▶ [Short task]:
Transcribe the records exactly. Pictures do not belong in the transcription.

Saved entries
****************

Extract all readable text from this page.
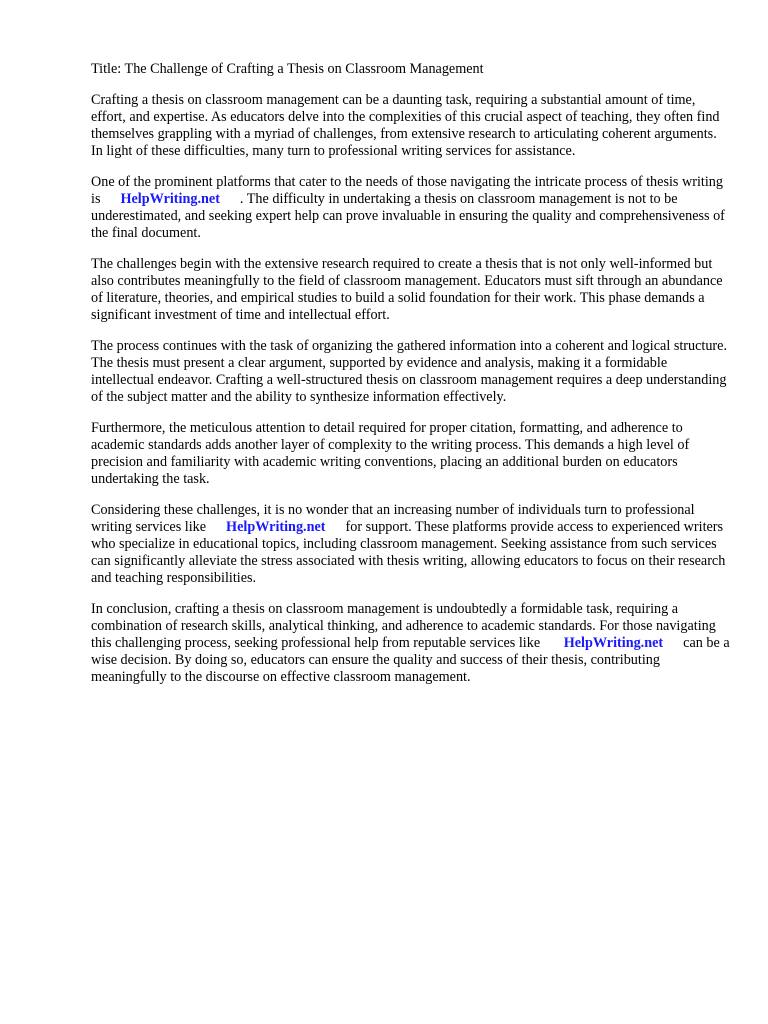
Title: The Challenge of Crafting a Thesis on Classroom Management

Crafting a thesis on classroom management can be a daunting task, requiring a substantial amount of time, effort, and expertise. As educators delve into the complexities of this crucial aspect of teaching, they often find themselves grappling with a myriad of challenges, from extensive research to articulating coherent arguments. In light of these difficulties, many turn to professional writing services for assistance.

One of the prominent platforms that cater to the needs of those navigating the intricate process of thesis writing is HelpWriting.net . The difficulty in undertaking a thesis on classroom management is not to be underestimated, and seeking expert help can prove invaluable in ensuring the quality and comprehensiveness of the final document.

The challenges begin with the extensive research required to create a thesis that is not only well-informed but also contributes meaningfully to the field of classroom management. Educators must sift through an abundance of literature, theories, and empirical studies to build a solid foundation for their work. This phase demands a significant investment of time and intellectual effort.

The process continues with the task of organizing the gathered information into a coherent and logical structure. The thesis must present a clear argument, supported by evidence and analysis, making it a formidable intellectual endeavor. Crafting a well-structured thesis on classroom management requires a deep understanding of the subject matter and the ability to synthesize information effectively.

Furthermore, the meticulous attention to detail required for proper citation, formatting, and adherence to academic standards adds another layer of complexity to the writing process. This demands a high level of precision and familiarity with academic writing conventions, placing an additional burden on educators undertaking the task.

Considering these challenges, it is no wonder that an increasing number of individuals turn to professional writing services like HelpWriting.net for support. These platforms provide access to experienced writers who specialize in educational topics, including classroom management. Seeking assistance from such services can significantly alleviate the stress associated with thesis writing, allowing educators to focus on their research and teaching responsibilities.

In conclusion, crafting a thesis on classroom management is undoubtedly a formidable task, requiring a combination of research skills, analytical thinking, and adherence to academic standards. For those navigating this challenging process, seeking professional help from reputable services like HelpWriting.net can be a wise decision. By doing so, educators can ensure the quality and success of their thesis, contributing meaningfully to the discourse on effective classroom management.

****************

▶ [Worked answer]:
Extract all readable text from this page.
Title: The Challenge of Crafting a Thesis on Classroom Management

Crafting a thesis on classroom management can be a daunting task, requiring a substantial amount of time, effort, and expertise. As educators delve into the complexities of this crucial aspect of teaching, they often find themselves grappling with a myriad of challenges, from extensive research to articulating coherent arguments. In light of these difficulties, many turn to professional writing services for assistance.

One of the prominent platforms that cater to the needs of those navigating the intricate process of thesis writing is HelpWriting.net . The difficulty in undertaking a thesis on classroom management is not to be underestimated, and seeking expert help can prove invaluable in ensuring the quality and comprehensiveness of the final document.

The challenges begin with the extensive research required to create a thesis that is not only well-informed but also contributes meaningfully to the field of classroom management. Educators must sift through an abundance of literature, theories, and empirical studies to build a solid foundation for their work. This phase demands a significant investment of time and intellectual effort.

The process continues with the task of organizing the gathered information into a coherent and logical structure. The thesis must present a clear argument, supported by evidence and analysis, making it a formidable intellectual endeavor. Crafting a well-structured thesis on classroom management requires a deep understanding of the subject matter and the ability to synthesize information effectively.

Furthermore, the meticulous attention to detail required for proper citation, formatting, and adherence to academic standards adds another layer of complexity to the writing process. This demands a high level of precision and familiarity with academic writing conventions, placing an additional burden on educators undertaking the task.

Considering these challenges, it is no wonder that an increasing number of individuals turn to professional writing services like HelpWriting.net for support. These platforms provide access to experienced writers who specialize in educational topics, including classroom management. Seeking assistance from such services can significantly alleviate the stress associated with thesis writing, allowing educators to focus on their research and teaching responsibilities.

In conclusion, crafting a thesis on classroom management is undoubtedly a formidable task, requiring a combination of research skills, analytical thinking, and adherence to academic standards. For those navigating this challenging process, seeking professional help from reputable services like HelpWriting.net can be a wise decision. By doing so, educators can ensure the quality and success of their thesis, contributing meaningfully to the discourse on effective classroom management.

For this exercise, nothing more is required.